→ Written problem
Return the entries verbatim and drop every picture.

(Dataset entries)

§ §

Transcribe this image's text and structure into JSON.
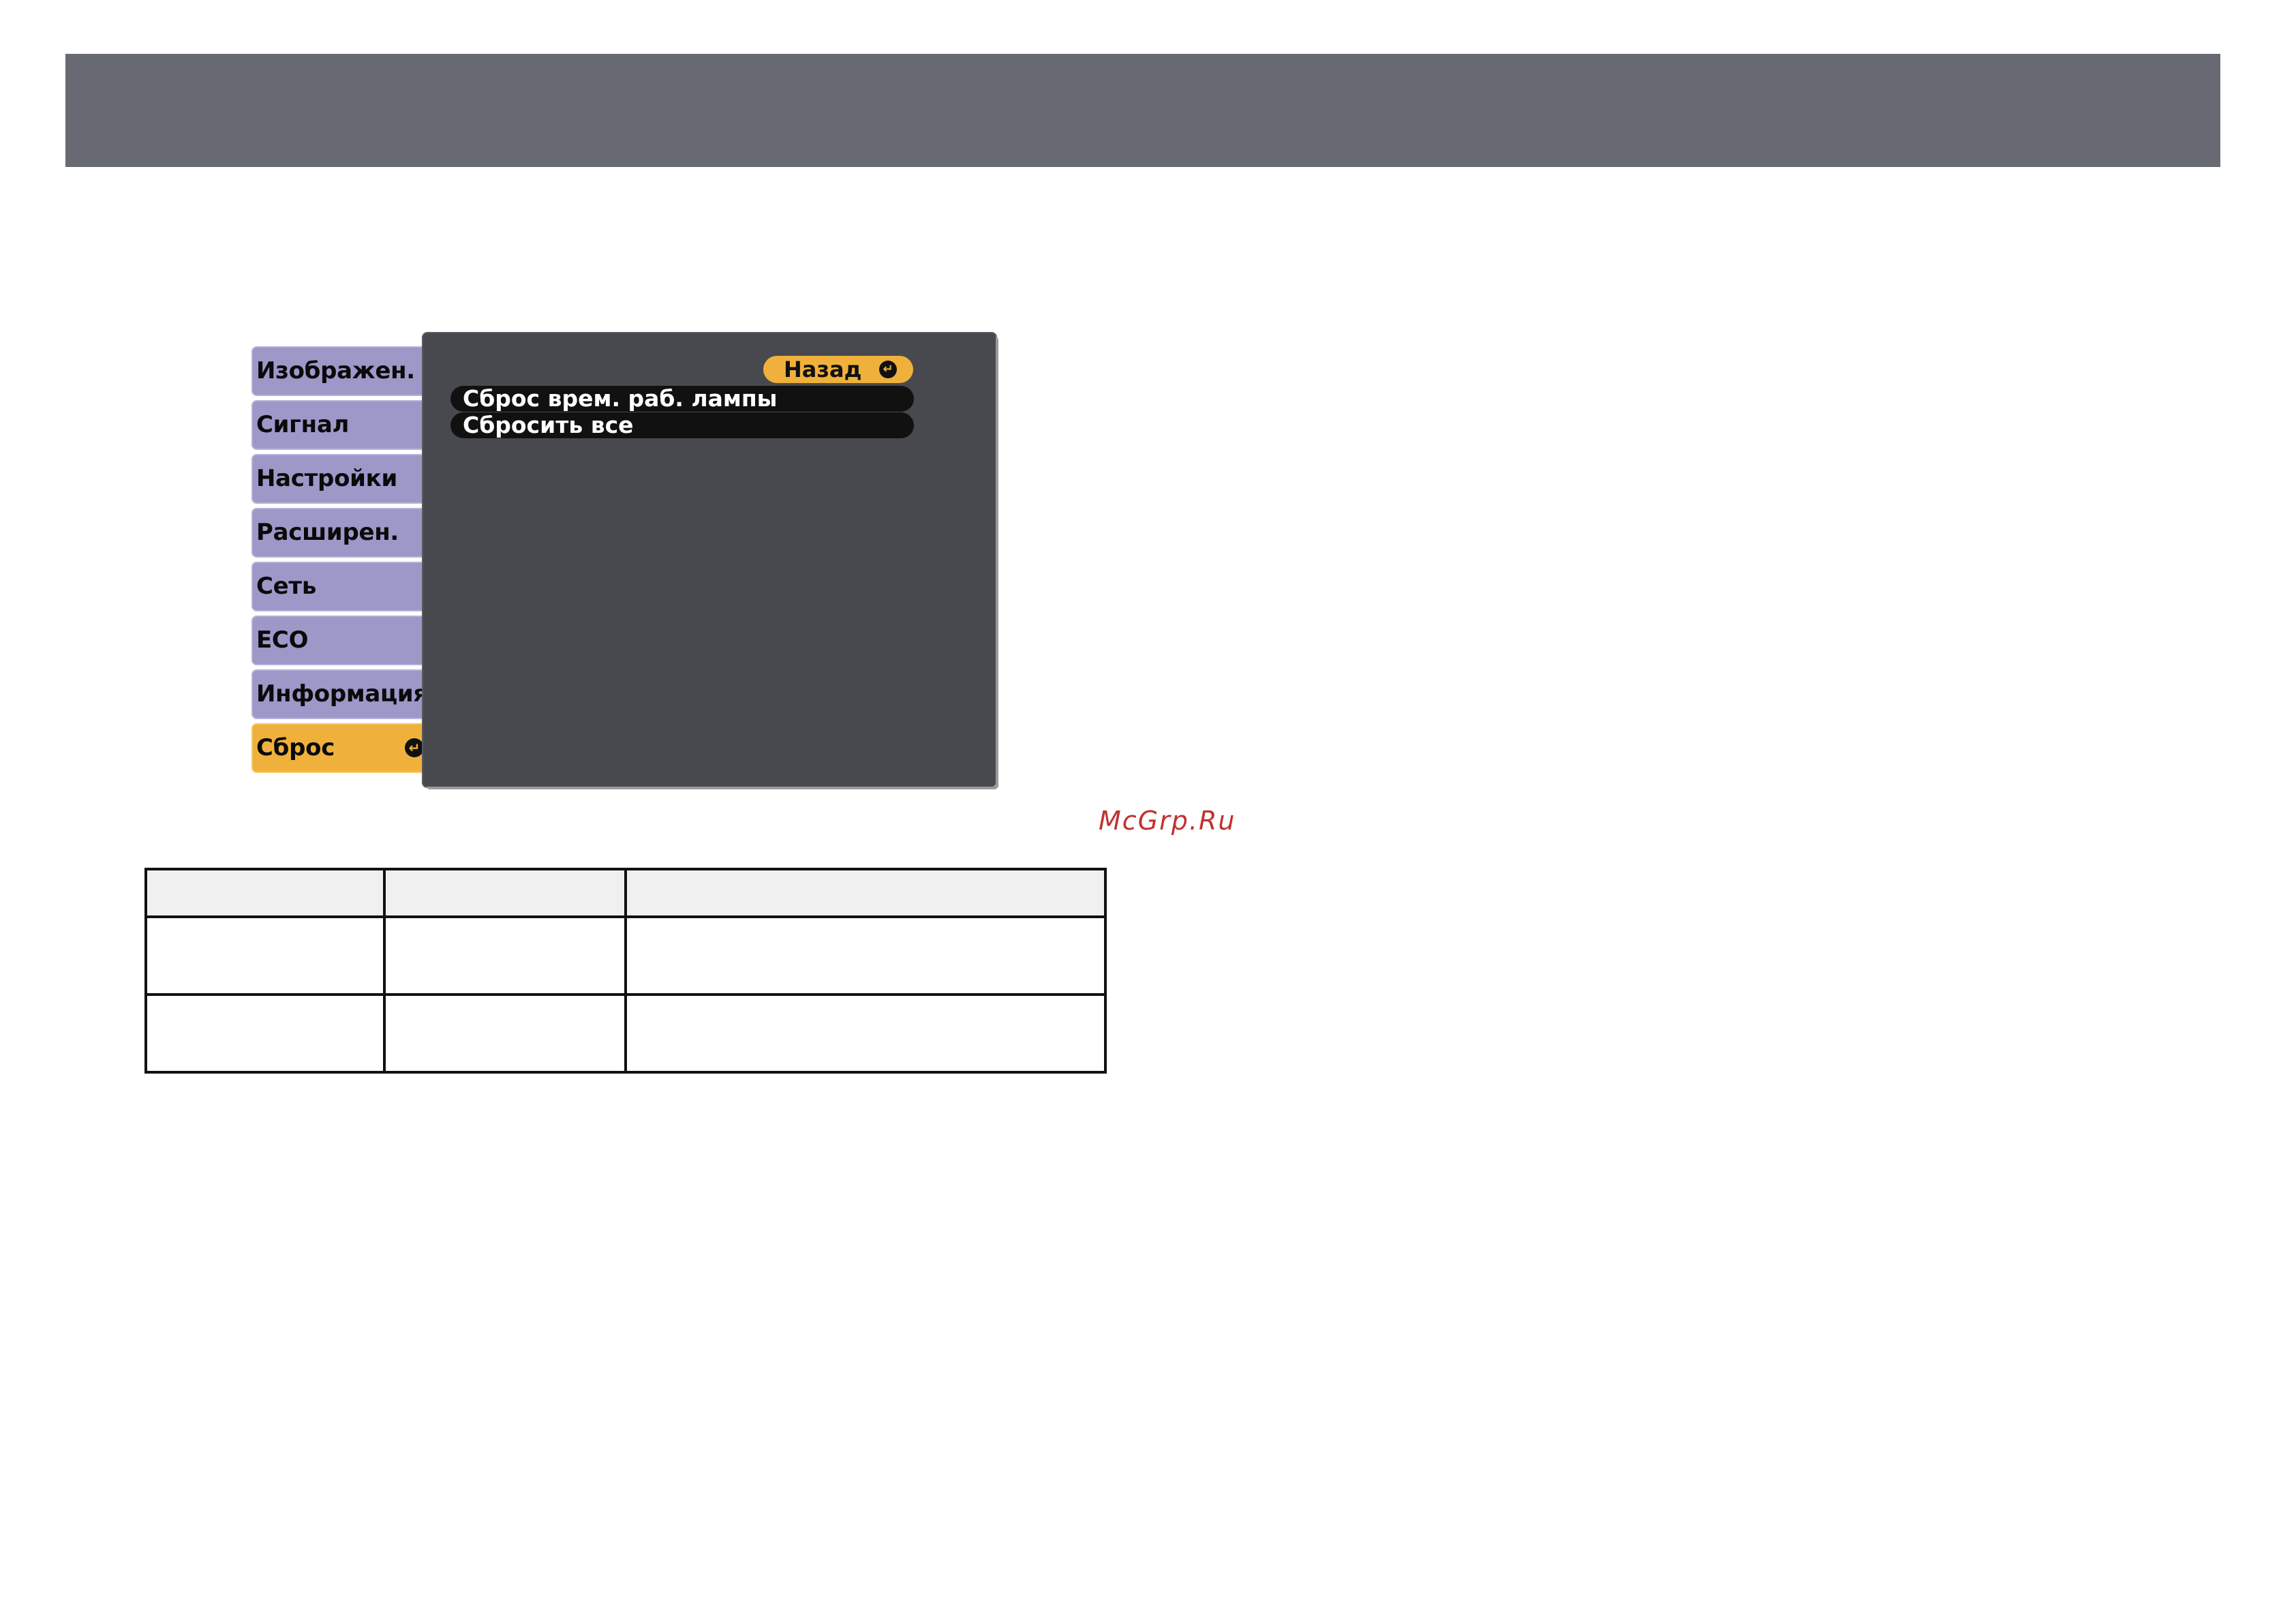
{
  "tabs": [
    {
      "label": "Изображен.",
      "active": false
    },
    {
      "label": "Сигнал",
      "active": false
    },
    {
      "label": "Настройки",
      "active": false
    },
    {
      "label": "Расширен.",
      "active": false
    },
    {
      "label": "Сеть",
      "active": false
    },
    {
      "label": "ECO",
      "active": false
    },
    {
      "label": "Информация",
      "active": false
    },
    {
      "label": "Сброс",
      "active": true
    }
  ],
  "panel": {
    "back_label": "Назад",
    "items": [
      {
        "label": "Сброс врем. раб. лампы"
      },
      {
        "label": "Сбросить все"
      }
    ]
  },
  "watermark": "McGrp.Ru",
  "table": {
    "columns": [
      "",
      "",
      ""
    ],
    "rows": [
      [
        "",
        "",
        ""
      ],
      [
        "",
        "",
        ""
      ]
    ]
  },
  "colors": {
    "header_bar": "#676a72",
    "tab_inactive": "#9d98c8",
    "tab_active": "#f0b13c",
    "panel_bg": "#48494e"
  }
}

§ §

→ Answer to the task
Transcribe this image's text and structure into JSON.
{
  "tabs": [
    {
      "label": "Изображен.",
      "active": false
    },
    {
      "label": "Сигнал",
      "active": false
    },
    {
      "label": "Настройки",
      "active": false
    },
    {
      "label": "Расширен.",
      "active": false
    },
    {
      "label": "Сеть",
      "active": false
    },
    {
      "label": "ECO",
      "active": false
    },
    {
      "label": "Информация",
      "active": false
    },
    {
      "label": "Сброс",
      "active": true
    }
  ],
  "panel": {
    "back_label": "Назад",
    "items": [
      {
        "label": "Сброс врем. раб. лампы"
      },
      {
        "label": "Сбросить все"
      }
    ]
  },
  "watermark": "McGrp.Ru",
  "table": {
    "columns": [
      "",
      "",
      ""
    ],
    "rows": [
      [
        "",
        "",
        ""
      ],
      [
        "",
        "",
        ""
      ]
    ]
  },
  "colors": {
    "header_bar": "#676a72",
    "tab_inactive": "#9d98c8",
    "tab_active": "#f0b13c",
    "panel_bg": "#48494e"
  }
}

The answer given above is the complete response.